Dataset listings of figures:
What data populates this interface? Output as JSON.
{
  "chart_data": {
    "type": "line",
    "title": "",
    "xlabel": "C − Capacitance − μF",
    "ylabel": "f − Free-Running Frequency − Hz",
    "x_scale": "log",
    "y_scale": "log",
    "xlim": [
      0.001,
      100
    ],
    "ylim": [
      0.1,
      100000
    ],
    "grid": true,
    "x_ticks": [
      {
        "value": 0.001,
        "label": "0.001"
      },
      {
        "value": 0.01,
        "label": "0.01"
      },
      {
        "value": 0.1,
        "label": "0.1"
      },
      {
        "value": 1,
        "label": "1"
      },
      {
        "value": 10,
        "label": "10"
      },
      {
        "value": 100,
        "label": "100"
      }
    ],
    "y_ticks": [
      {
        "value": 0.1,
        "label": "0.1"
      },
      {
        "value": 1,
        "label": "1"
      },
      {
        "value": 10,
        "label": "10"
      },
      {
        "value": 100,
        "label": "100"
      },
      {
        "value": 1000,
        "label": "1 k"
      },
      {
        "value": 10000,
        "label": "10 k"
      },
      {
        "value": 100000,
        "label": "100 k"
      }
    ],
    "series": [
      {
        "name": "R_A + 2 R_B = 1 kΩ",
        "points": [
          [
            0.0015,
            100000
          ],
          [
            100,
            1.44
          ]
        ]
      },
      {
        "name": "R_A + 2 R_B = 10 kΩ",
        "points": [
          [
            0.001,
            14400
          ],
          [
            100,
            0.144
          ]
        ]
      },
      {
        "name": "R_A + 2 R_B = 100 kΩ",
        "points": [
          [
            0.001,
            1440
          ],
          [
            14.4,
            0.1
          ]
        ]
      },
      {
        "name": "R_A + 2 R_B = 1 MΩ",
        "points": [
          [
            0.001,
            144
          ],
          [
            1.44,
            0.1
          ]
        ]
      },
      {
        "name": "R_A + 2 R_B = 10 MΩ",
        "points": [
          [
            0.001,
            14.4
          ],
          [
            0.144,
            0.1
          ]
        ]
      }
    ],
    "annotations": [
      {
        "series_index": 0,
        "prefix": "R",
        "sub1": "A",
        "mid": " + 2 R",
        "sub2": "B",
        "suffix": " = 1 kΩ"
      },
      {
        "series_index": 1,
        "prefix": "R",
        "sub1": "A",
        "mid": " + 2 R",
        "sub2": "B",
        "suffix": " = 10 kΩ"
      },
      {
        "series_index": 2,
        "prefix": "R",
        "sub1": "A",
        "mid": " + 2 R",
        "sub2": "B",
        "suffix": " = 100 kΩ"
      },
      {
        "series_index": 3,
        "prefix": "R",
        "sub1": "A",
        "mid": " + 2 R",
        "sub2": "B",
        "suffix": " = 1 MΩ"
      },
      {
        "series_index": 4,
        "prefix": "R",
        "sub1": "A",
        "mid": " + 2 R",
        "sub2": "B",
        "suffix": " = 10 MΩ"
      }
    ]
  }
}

:: YOUR TASK ::
Quote all of the entries verbatim.

:: ANSWER FOR THIS EXERCISE ::
What data populates this interface? Output as JSON.
{
  "chart_data": {
    "type": "line",
    "title": "",
    "xlabel": "C − Capacitance − μF",
    "ylabel": "f − Free-Running Frequency − Hz",
    "x_scale": "log",
    "y_scale": "log",
    "xlim": [
      0.001,
      100
    ],
    "ylim": [
      0.1,
      100000
    ],
    "grid": true,
    "x_ticks": [
      {
        "value": 0.001,
        "label": "0.001"
      },
      {
        "value": 0.01,
        "label": "0.01"
      },
      {
        "value": 0.1,
        "label": "0.1"
      },
      {
        "value": 1,
        "label": "1"
      },
      {
        "value": 10,
        "label": "10"
      },
      {
        "value": 100,
        "label": "100"
      }
    ],
    "y_ticks": [
      {
        "value": 0.1,
        "label": "0.1"
      },
      {
        "value": 1,
        "label": "1"
      },
      {
        "value": 10,
        "label": "10"
      },
      {
        "value": 100,
        "label": "100"
      },
      {
        "value": 1000,
        "label": "1 k"
      },
      {
        "value": 10000,
        "label": "10 k"
      },
      {
        "value": 100000,
        "label": "100 k"
      }
    ],
    "series": [
      {
        "name": "R_A + 2 R_B = 1 kΩ",
        "points": [
          [
            0.0015,
            100000
          ],
          [
            100,
            1.44
          ]
        ]
      },
      {
        "name": "R_A + 2 R_B = 10 kΩ",
        "points": [
          [
            0.001,
            14400
          ],
          [
            100,
            0.144
          ]
        ]
      },
      {
        "name": "R_A + 2 R_B = 100 kΩ",
        "points": [
          [
            0.001,
            1440
          ],
          [
            14.4,
            0.1
          ]
        ]
      },
      {
        "name": "R_A + 2 R_B = 1 MΩ",
        "points": [
          [
            0.001,
            144
          ],
          [
            1.44,
            0.1
          ]
        ]
      },
      {
        "name": "R_A + 2 R_B = 10 MΩ",
        "points": [
          [
            0.001,
            14.4
          ],
          [
            0.144,
            0.1
          ]
        ]
      }
    ],
    "annotations": [
      {
        "series_index": 0,
        "prefix": "R",
        "sub1": "A",
        "mid": " + 2 R",
        "sub2": "B",
        "suffix": " = 1 kΩ"
      },
      {
        "series_index": 1,
        "prefix": "R",
        "sub1": "A",
        "mid": " + 2 R",
        "sub2": "B",
        "suffix": " = 10 kΩ"
      },
      {
        "series_index": 2,
        "prefix": "R",
        "sub1": "A",
        "mid": " + 2 R",
        "sub2": "B",
        "suffix": " = 100 kΩ"
      },
      {
        "series_index": 3,
        "prefix": "R",
        "sub1": "A",
        "mid": " + 2 R",
        "sub2": "B",
        "suffix": " = 1 MΩ"
      },
      {
        "series_index": 4,
        "prefix": "R",
        "sub1": "A",
        "mid": " + 2 R",
        "sub2": "B",
        "suffix": " = 10 MΩ"
      }
    ]
  }
}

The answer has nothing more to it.